**AIM OF THE TASK**
Set out every line of the rows below as a Markdown table with a Row column for its number and a Content column for the line, skipping blank lines. Leave the pictures out.

**EXERCISE DATA**

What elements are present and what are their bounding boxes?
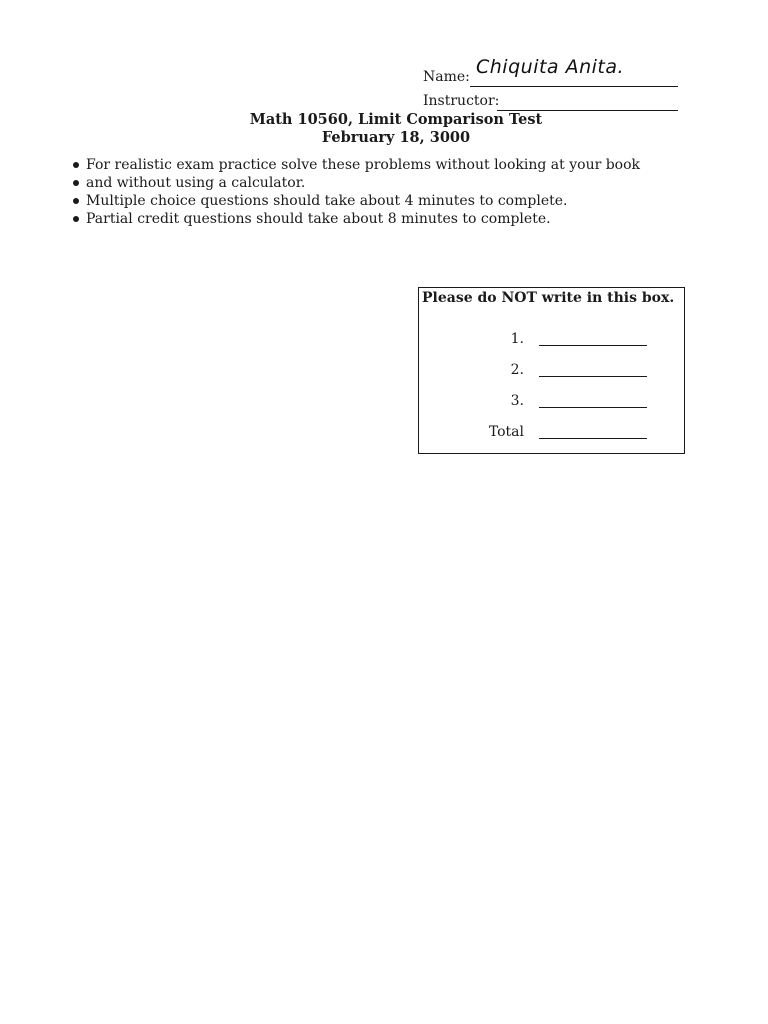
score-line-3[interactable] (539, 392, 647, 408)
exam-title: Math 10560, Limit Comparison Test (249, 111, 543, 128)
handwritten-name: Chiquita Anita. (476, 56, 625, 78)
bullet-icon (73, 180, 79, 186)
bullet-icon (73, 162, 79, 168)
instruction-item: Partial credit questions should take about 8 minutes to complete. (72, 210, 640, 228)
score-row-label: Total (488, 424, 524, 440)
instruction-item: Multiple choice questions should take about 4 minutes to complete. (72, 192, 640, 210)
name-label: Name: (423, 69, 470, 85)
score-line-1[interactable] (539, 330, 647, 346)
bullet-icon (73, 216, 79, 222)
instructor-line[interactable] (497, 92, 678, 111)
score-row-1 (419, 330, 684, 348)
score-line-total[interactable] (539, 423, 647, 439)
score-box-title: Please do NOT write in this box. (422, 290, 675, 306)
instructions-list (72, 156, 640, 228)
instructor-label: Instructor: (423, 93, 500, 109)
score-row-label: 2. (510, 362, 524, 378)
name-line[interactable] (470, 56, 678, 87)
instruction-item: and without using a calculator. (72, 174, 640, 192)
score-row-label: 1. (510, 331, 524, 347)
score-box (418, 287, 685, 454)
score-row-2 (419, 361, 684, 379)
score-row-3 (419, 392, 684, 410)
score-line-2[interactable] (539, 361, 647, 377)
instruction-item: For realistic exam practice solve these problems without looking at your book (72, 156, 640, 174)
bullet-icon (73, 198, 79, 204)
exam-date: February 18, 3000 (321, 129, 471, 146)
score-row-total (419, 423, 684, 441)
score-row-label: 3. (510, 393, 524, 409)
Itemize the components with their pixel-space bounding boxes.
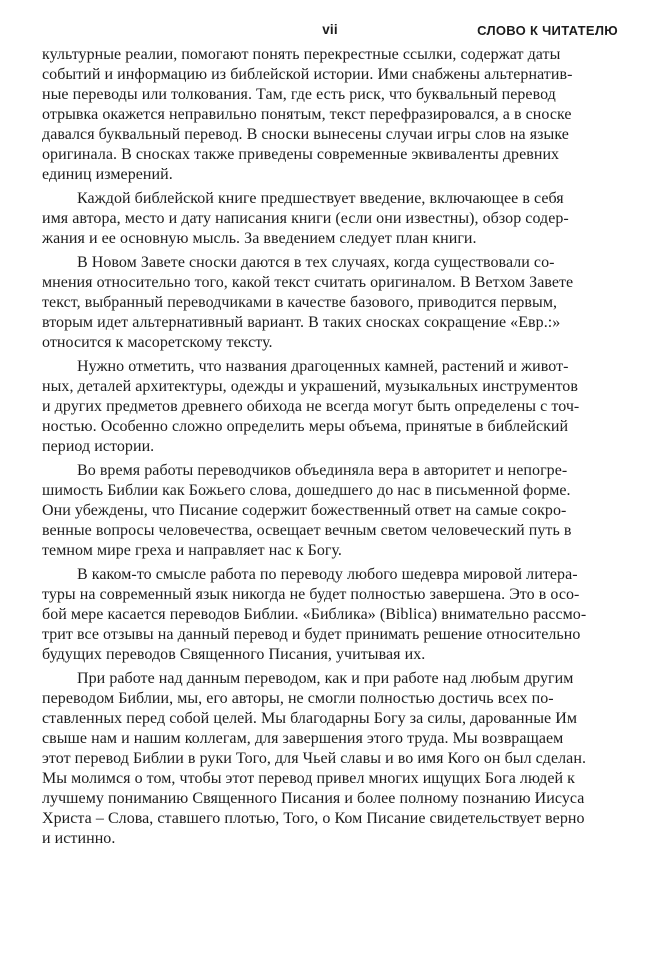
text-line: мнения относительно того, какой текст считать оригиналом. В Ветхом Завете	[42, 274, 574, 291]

**EXPECTED ANSWER**
| Row | Content |
|---|---|
| 1 | What elements are present and what are their bounding boxes? |
| 2 | score-line-3[interactable] (539, 392, 647, 408) |
| 3 | exam-title: Math 10560, Limit Comparison Test (249, 111, 543, 128) |
| 4 | handwritten-name: Chiquita Anita. (476, 56, 625, 78) |
| 5 | bullet-icon (73, 180, 79, 186) |
| 6 | bullet-icon (73, 162, 79, 168) |
| 7 | instruction-item: Partial credit questions should take about 8 minutes to complete. (72, 210, 640, 228) |
| 8 | score-row-label: Total (488, 424, 524, 440) |
| 9 | instruction-item: Multiple choice questions should take about 4 minutes to complete. (72, 192, 640, 210) |
| 10 | name-label: Name: (423, 69, 470, 85) |
| 11 | score-line-1[interactable] (539, 330, 647, 346) |
| 12 | bullet-icon (73, 216, 79, 222) |
| 13 | instructor-line[interactable] (497, 92, 678, 111) |
| 14 | score-row-1 (419, 330, 684, 348) |
| 15 | score-line-total[interactable] (539, 423, 647, 439) |
| 16 | score-box-title: Please do NOT write in this box. (422, 290, 675, 306) |
| 17 | instructions-list (72, 156, 640, 228) |
| 18 | instructor-label: Instructor: (423, 93, 500, 109) |
| 19 | score-row-label: 2. (510, 362, 524, 378) |
| 20 | name-line[interactable] (470, 56, 678, 87) |
| 21 | instruction-item: and without using a calculator. (72, 174, 640, 192) |
| 22 | score-row-label: 1. (510, 331, 524, 347) |
| 23 | score-box (418, 287, 685, 454) |
| 24 | score-row-2 (419, 361, 684, 379) |
| 25 | score-row-3 (419, 392, 684, 410) |
| 26 | score-line-2[interactable] (539, 361, 647, 377) |
| 27 | instruction-item: For realistic exam practice solve these problems without looking at your book (72, 156, 640, 174) |
| 28 | bullet-icon (73, 198, 79, 204) |
| 29 | exam-date: February 18, 3000 (321, 129, 471, 146) |
| 30 | score-row-total (419, 423, 684, 441) |
| 31 | score-row-label: 3. (510, 393, 524, 409) |
| 32 | Itemize the components with their pixel-space bounding boxes. |
| 33 | text-line: мнения относительно того, какой текст считать оригиналом. В Ветхом Завете	[42, 274, 574, 291] |